• _Requirement 1_:
Answer these questions from the excerpt on telemarketing lawsuits:
(a) In which court was the Telephone Consumer Protection Act class action against State Farm brought?
(b) Which law firm posted about the Florida Telephone Solicitation Act ruling?
(c) In Davis v. Coast Dental, what did the plaintiffs claim the defendant used?
• _Requirement 2_:
Does the excerpt on telemarketing lawsuits support each statement? Answer yes or no, quoting the words that decide it.
(a) State Farm's spokesperson said it was too early to comment on the filing.
(b) The Orlando court found that receiving an unsolicited marketing call is enough to give a consumer standing.
(c) The complaint says State Farm made the telemarketing calls through third parties.
• _Requirement 3_:
Pick up the excerpt on telemarketing lawsuits after its last sentence and carry it on.

• _Excerpt to read_:
^^^^^^^^
The filing of a lawsuit against State Farm “does not substantiate the allegations within the complaint,” emailed a spokesperson Wednesday in response to a Telephone Consumer Protection Act class action brought against the company Monday in U.S. District Court in Chicago (see 2210110009). “We’ve recently learned about the filing, and it is premature to comment at this time,” said the spokesperson. State Farm, via third parties acting on its behalf, made telemarketing calls “to hundreds of thousands or even millions of potential customers en masse,” despite FCC directives that sellers such as State Farm can’t avoid TCPA “liability” by outsourcing telemarketing to outside vendors, said the complaint.
Receiving an unsolicited telemarketing call alone doesn't constitute a violation of the Florida Telephone Solicitation Act, posted the Shipkevich law firm Wednesday. The U.S. District Court in Orlando held in a class-action suit in mid-September “that merely receiving an unsolicited marketing call is not enough to give a consumer standing to bring a claim” alleging an FTSA violation, it said. In the case of Davis v. Coast Dental, the plaintiffs claimed the defendant used computer software that automatically selected and dialed the class members’ phone numbers. But in reaching its conclusion, “the court reasoned that the allegation was insufficient to state a claim because it was a conclusory allegation that merely parroted the FTSA,” said the law firm. “The court opined that the plaintiff could have alleged various facts related to the transmission of calls in raising their claim. The court ultimately concluded that merely alleging that one received an unsolicited call is insufficient to state a claim.”
^^^^^^^^
[Dataset entries]
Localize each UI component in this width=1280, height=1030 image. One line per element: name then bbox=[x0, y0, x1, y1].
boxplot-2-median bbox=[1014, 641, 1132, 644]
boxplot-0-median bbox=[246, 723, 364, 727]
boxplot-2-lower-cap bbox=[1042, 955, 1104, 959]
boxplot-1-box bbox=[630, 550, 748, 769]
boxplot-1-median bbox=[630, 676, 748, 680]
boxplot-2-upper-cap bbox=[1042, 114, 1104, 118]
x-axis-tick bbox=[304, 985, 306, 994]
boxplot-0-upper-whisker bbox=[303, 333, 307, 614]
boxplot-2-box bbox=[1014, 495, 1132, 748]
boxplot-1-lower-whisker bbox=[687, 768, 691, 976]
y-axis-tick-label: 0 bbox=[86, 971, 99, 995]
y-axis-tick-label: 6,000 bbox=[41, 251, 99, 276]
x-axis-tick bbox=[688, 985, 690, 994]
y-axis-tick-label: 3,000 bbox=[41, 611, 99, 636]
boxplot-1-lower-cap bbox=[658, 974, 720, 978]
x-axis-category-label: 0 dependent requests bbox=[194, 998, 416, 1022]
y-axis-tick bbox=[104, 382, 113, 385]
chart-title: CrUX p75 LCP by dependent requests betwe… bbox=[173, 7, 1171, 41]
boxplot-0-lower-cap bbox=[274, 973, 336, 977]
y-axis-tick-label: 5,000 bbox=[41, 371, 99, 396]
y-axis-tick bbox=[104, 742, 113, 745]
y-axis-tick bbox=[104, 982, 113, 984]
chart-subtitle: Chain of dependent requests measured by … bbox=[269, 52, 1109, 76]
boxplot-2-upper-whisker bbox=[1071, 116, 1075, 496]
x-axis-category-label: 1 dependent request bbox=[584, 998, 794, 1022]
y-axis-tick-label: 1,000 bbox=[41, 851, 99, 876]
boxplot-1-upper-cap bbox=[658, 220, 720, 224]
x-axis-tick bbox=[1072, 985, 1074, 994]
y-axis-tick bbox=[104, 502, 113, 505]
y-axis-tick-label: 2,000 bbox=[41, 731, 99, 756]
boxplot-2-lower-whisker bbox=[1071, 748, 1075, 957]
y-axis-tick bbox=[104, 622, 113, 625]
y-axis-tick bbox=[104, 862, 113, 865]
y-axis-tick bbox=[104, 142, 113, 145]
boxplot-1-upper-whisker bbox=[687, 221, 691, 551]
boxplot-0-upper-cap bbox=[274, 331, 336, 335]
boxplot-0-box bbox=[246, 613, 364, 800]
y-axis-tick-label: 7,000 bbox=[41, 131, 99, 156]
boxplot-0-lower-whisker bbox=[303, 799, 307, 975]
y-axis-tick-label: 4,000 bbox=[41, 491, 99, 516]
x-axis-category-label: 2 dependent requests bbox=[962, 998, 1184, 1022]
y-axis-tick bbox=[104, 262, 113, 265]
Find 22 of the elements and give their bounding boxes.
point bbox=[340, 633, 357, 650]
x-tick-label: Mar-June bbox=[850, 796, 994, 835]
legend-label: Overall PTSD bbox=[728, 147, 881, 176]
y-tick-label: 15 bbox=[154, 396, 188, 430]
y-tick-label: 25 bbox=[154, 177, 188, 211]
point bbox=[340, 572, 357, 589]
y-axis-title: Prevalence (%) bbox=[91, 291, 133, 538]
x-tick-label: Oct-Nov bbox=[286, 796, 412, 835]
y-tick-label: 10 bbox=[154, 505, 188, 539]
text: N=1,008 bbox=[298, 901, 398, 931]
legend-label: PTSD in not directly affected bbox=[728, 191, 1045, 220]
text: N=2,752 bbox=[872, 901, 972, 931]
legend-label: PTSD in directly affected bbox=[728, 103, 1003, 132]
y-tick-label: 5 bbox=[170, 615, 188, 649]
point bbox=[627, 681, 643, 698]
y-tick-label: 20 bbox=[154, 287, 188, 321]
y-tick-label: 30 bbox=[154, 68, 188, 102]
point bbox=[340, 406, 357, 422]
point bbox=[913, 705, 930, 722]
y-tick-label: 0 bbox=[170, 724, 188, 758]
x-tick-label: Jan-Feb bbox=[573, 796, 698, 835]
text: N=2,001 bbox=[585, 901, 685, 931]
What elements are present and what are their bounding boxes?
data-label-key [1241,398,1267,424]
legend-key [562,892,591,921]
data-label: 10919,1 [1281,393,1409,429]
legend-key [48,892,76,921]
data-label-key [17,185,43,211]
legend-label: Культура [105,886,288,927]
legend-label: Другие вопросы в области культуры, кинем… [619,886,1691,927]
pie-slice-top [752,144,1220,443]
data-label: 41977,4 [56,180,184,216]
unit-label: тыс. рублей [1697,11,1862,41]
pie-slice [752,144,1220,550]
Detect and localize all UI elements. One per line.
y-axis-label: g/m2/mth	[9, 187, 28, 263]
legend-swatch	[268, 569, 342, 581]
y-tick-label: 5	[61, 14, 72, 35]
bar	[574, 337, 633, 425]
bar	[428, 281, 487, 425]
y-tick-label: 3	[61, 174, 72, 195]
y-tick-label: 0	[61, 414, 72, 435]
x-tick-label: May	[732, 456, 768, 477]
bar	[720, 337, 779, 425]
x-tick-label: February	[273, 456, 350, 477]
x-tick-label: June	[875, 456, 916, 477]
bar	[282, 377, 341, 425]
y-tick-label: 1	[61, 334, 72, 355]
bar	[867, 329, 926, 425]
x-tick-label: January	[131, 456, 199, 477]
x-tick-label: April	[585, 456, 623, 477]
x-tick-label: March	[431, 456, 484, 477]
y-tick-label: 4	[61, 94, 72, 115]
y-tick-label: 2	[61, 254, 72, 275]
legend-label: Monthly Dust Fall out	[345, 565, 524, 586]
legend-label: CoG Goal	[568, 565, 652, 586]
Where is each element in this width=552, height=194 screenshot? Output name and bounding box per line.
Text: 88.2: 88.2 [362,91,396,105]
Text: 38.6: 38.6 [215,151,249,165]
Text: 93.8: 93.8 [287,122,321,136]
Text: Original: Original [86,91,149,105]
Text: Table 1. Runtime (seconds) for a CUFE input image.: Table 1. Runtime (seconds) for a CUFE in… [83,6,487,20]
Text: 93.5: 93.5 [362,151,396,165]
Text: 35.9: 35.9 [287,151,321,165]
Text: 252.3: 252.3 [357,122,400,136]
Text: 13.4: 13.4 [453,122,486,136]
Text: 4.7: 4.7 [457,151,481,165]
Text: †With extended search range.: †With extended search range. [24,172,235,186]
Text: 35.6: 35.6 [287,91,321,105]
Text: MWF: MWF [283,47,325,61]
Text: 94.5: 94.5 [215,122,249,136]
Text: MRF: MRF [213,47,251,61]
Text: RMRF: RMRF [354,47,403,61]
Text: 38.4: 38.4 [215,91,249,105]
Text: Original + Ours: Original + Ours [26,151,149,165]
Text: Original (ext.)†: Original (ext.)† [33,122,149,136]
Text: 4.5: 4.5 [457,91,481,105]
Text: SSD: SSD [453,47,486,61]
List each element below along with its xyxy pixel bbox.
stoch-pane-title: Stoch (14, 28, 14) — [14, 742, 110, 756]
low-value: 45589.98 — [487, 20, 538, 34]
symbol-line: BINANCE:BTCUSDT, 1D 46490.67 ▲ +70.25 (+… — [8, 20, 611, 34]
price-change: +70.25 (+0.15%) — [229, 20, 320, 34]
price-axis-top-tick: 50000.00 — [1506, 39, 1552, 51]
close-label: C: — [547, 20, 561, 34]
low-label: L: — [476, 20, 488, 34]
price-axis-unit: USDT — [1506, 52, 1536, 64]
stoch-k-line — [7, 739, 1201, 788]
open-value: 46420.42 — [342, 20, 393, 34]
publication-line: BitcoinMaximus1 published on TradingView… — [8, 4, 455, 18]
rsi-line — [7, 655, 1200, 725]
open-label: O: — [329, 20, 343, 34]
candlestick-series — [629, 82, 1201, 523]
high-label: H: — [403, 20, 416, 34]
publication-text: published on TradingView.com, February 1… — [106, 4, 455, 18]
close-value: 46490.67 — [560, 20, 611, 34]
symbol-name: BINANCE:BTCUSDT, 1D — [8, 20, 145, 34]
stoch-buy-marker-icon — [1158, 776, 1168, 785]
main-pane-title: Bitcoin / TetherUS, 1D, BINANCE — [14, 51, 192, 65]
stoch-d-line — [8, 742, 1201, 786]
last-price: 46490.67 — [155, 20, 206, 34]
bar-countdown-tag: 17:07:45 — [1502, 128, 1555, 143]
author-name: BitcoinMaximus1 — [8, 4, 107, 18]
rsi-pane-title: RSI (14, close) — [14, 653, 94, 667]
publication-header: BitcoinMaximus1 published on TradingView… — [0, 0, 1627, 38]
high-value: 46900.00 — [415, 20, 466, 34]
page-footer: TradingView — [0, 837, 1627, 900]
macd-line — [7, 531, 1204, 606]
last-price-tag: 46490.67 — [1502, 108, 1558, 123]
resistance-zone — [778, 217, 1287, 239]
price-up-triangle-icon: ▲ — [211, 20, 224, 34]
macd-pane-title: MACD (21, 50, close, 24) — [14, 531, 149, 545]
^^^^^^^^
• _Final answer 1_:
(a) The U.S. District Court in Chicago.
(b) The Shipkevich law firm.
(c) Computer software that automatically selected and dialed the class members' phone numbers.

• _Final answer 2_:
(a) Yes: "it is premature to comment at this time"
(b) No: "merely receiving an unsolicited marketing call is not enough to give a consumer standing to bring a claim"
(c) Yes: "State Farm, via third parties acting on its behalf, made telemarketing calls"

• _Final answer 3_:
The 4th U.S. Circuit Court of Appeals approved DirecTV's appeal of a lower court's granting class certification to a Telephone Consumer Protection Act complaint against the company (see 2208020038), per a circuit court order entered Oct. 6 in docket 5:17-cv-00179 in U.S. District Court in Wheeling, West Virginia. The case stems from a December 2017 complaint in which consumers accused DirecTV and its authorized dealer representatives of TCPA wrongdoing. U.S. District Judge John Bailey signed an order Aug. 1 certifying the class as including all U.S. persons whose phone numbers were listed on the do-not-call registry and who received more than one telemarketing call within any 12-month period from DirecTV's vendor, AC1 Communications.
Pinellas County, Florida, resident Michelle Taylor filed a Telephone Consumer Protection Act complaint Friday against MobStub, alleging the e-commerce site inundated her for the past year with “dozens of telephonic sales calls.” The suit (docket 1:22-cv-08562), filed in U.S. District Court in Manhattan, also alleges Florida Telephone Solicitation Act violations because the New York-based MobStub “initiated and directed” calls into Florida, said the complaint. MobStub “engages in aggressive telephonic sales calls to consumers without having secured prior express written consent as required under the FTSA and with no regard to consumer rights under the TCPA,” it said. Taylor seeks statutory damages under federal and Florida law, plus an injunction requiring MobStub “to cease all telephonic sales calls made without valid consent under the FTSA,” said her complaint. MobStub didn’t comment Wednesday.